§ **Provided material**:
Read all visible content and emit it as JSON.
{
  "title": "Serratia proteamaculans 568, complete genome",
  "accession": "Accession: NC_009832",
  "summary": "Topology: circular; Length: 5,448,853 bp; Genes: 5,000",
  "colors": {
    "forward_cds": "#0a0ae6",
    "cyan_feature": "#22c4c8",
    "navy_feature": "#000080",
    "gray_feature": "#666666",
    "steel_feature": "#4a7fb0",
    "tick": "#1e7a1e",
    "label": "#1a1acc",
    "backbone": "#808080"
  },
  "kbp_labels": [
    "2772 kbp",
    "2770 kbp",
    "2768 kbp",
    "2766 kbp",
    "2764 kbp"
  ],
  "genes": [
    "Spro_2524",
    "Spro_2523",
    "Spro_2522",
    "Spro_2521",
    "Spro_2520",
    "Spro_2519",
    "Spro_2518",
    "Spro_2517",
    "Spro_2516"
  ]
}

§ **Task item**:
Could you print all of the entries again exactly as they stand?

§ **Answer section**:
Read all visible content and emit it as JSON.
{
  "title": "Serratia proteamaculans 568, complete genome",
  "accession": "Accession: NC_009832",
  "summary": "Topology: circular; Length: 5,448,853 bp; Genes: 5,000",
  "colors": {
    "forward_cds": "#0a0ae6",
    "cyan_feature": "#22c4c8",
    "navy_feature": "#000080",
    "gray_feature": "#666666",
    "steel_feature": "#4a7fb0",
    "tick": "#1e7a1e",
    "label": "#1a1acc",
    "backbone": "#808080"
  },
  "kbp_labels": [
    "2772 kbp",
    "2770 kbp",
    "2768 kbp",
    "2766 kbp",
    "2764 kbp"
  ],
  "genes": [
    "Spro_2524",
    "Spro_2523",
    "Spro_2522",
    "Spro_2521",
    "Spro_2520",
    "Spro_2519",
    "Spro_2518",
    "Spro_2517",
    "Spro_2516"
  ]
}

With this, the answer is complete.